[start]
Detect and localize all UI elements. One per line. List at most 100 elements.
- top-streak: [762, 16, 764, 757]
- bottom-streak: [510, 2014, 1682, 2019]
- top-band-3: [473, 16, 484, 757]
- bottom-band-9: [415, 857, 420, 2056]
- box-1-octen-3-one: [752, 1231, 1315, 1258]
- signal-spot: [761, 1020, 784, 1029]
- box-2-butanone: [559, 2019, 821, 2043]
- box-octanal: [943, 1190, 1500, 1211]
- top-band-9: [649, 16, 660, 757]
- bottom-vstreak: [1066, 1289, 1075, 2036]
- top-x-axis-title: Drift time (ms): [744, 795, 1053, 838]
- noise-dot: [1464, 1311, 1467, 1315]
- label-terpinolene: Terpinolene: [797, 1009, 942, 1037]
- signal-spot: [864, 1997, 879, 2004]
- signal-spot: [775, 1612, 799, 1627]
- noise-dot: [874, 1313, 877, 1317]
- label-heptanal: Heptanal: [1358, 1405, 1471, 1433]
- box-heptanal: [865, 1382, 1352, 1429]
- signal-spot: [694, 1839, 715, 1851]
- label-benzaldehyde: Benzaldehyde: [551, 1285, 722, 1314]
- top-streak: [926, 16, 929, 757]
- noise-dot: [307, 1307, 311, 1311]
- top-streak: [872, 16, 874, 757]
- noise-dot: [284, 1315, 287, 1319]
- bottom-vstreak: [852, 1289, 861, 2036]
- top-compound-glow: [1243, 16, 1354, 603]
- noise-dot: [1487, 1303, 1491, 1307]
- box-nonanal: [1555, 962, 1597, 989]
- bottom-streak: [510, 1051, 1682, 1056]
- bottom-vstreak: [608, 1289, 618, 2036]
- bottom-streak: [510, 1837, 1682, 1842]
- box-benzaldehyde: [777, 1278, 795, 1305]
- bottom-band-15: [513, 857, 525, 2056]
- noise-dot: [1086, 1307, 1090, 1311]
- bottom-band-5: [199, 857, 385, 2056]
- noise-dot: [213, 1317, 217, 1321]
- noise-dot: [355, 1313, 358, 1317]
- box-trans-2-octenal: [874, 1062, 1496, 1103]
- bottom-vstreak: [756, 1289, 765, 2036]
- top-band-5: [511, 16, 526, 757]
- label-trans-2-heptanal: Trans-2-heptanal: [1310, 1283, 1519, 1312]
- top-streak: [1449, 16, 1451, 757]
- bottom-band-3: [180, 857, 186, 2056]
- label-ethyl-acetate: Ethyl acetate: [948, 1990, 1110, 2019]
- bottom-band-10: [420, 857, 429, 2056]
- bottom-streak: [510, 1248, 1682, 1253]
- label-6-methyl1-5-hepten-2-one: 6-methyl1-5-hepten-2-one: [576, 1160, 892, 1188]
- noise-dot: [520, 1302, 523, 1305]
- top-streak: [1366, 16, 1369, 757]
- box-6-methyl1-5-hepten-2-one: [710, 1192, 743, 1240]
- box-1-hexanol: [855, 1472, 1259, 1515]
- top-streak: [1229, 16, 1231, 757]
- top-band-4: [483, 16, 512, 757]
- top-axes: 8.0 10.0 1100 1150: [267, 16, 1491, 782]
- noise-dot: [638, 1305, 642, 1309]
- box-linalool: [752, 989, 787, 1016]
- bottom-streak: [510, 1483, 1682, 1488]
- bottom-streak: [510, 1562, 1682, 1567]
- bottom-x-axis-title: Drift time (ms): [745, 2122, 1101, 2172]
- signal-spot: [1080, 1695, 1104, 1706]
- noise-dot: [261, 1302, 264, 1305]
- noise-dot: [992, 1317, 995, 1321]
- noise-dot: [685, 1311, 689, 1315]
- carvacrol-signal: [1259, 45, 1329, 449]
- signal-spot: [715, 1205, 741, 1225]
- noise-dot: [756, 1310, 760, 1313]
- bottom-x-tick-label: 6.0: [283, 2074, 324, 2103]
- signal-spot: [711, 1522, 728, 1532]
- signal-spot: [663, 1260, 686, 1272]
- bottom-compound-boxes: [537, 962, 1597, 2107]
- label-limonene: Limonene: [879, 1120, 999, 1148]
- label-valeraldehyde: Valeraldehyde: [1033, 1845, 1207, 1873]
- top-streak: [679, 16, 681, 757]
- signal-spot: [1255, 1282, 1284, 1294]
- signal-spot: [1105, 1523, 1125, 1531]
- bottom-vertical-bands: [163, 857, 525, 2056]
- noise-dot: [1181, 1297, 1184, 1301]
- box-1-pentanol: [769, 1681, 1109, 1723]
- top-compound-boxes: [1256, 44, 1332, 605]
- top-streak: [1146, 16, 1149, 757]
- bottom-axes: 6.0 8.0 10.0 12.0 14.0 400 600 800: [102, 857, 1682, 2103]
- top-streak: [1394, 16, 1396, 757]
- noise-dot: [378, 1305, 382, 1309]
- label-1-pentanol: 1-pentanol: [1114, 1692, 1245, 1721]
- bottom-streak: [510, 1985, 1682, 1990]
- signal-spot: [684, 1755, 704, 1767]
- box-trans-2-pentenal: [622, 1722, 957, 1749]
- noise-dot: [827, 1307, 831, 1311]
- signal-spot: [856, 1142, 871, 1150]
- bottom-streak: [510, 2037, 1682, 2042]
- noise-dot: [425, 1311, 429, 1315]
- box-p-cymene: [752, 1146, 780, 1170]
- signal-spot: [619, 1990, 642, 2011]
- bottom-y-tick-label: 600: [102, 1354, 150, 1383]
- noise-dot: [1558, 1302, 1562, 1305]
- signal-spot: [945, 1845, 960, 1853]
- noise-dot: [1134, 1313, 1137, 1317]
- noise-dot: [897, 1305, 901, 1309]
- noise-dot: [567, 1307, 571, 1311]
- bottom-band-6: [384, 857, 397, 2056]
[end]
STATED TASK:
Copy out the item above word for word, with every line in its original order.

SOLUTION TO THIS TASK:
Detect and localize all UI elements. One per line. List at most 100 elements.
- top-streak: [762, 16, 764, 757]
- bottom-streak: [510, 2014, 1682, 2019]
- top-band-3: [473, 16, 484, 757]
- bottom-band-9: [415, 857, 420, 2056]
- box-1-octen-3-one: [752, 1231, 1315, 1258]
- signal-spot: [761, 1020, 784, 1029]
- box-2-butanone: [559, 2019, 821, 2043]
- box-octanal: [943, 1190, 1500, 1211]
- top-band-9: [649, 16, 660, 757]
- bottom-vstreak: [1066, 1289, 1075, 2036]
- top-x-axis-title: Drift time (ms): [744, 795, 1053, 838]
- noise-dot: [1464, 1311, 1467, 1315]
- label-terpinolene: Terpinolene: [797, 1009, 942, 1037]
- signal-spot: [864, 1997, 879, 2004]
- signal-spot: [775, 1612, 799, 1627]
- noise-dot: [874, 1313, 877, 1317]
- label-heptanal: Heptanal: [1358, 1405, 1471, 1433]
- box-heptanal: [865, 1382, 1352, 1429]
- signal-spot: [694, 1839, 715, 1851]
- label-benzaldehyde: Benzaldehyde: [551, 1285, 722, 1314]
- top-streak: [926, 16, 929, 757]
- noise-dot: [307, 1307, 311, 1311]
- top-streak: [872, 16, 874, 757]
- noise-dot: [284, 1315, 287, 1319]
- bottom-vstreak: [852, 1289, 861, 2036]
- top-compound-glow: [1243, 16, 1354, 603]
- noise-dot: [1487, 1303, 1491, 1307]
- box-nonanal: [1555, 962, 1597, 989]
- bottom-streak: [510, 1051, 1682, 1056]
- bottom-vstreak: [608, 1289, 618, 2036]
- bottom-streak: [510, 1837, 1682, 1842]
- box-benzaldehyde: [777, 1278, 795, 1305]
- bottom-band-15: [513, 857, 525, 2056]
- noise-dot: [1086, 1307, 1090, 1311]
- bottom-band-5: [199, 857, 385, 2056]
- noise-dot: [213, 1317, 217, 1321]
- noise-dot: [355, 1313, 358, 1317]
- box-trans-2-octenal: [874, 1062, 1496, 1103]
- bottom-vstreak: [756, 1289, 765, 2036]
- top-band-5: [511, 16, 526, 757]
- label-trans-2-heptanal: Trans-2-heptanal: [1310, 1283, 1519, 1312]
- top-streak: [1449, 16, 1451, 757]
- bottom-band-3: [180, 857, 186, 2056]
- label-ethyl-acetate: Ethyl acetate: [948, 1990, 1110, 2019]
- bottom-band-10: [420, 857, 429, 2056]
- bottom-streak: [510, 1248, 1682, 1253]
- label-6-methyl1-5-hepten-2-one: 6-methyl1-5-hepten-2-one: [576, 1160, 892, 1188]
- noise-dot: [520, 1302, 523, 1305]
- top-streak: [1366, 16, 1369, 757]
- box-6-methyl1-5-hepten-2-one: [710, 1192, 743, 1240]
- box-1-hexanol: [855, 1472, 1259, 1515]
- top-streak: [1229, 16, 1231, 757]
- top-band-4: [483, 16, 512, 757]
- top-axes: 8.0 10.0 1100 1150: [267, 16, 1491, 782]
- noise-dot: [638, 1305, 642, 1309]
- box-linalool: [752, 989, 787, 1016]
- bottom-streak: [510, 1483, 1682, 1488]
- bottom-streak: [510, 1562, 1682, 1567]
- bottom-x-axis-title: Drift time (ms): [745, 2122, 1101, 2172]
- signal-spot: [1080, 1695, 1104, 1706]
- noise-dot: [261, 1302, 264, 1305]
- noise-dot: [992, 1317, 995, 1321]
- noise-dot: [685, 1311, 689, 1315]
- carvacrol-signal: [1259, 45, 1329, 449]
- signal-spot: [715, 1205, 741, 1225]
- noise-dot: [756, 1310, 760, 1313]
- bottom-x-tick-label: 6.0: [283, 2074, 324, 2103]
- signal-spot: [711, 1522, 728, 1532]
- signal-spot: [663, 1260, 686, 1272]
- bottom-compound-boxes: [537, 962, 1597, 2107]
- label-limonene: Limonene: [879, 1120, 999, 1148]
- label-valeraldehyde: Valeraldehyde: [1033, 1845, 1207, 1873]
- top-streak: [679, 16, 681, 757]
- signal-spot: [1255, 1282, 1284, 1294]
- signal-spot: [1105, 1523, 1125, 1531]
- bottom-vertical-bands: [163, 857, 525, 2056]
- noise-dot: [1181, 1297, 1184, 1301]
- box-1-pentanol: [769, 1681, 1109, 1723]
- top-compound-boxes: [1256, 44, 1332, 605]
- top-streak: [1146, 16, 1149, 757]
- bottom-axes: 6.0 8.0 10.0 12.0 14.0 400 600 800: [102, 857, 1682, 2103]
- top-streak: [1394, 16, 1396, 757]
- noise-dot: [378, 1305, 382, 1309]
- label-1-pentanol: 1-pentanol: [1114, 1692, 1245, 1721]
- bottom-streak: [510, 1985, 1682, 1990]
- signal-spot: [684, 1755, 704, 1767]
- box-trans-2-pentenal: [622, 1722, 957, 1749]
- noise-dot: [827, 1307, 831, 1311]
- signal-spot: [856, 1142, 871, 1150]
- bottom-streak: [510, 2037, 1682, 2042]
- noise-dot: [425, 1311, 429, 1315]
- box-p-cymene: [752, 1146, 780, 1170]
- signal-spot: [619, 1990, 642, 2011]
- bottom-y-tick-label: 600: [102, 1354, 150, 1383]
- noise-dot: [1558, 1302, 1562, 1305]
- signal-spot: [945, 1845, 960, 1853]
- noise-dot: [1134, 1313, 1137, 1317]
- noise-dot: [897, 1305, 901, 1309]
- noise-dot: [567, 1307, 571, 1311]
- bottom-band-6: [384, 857, 397, 2056]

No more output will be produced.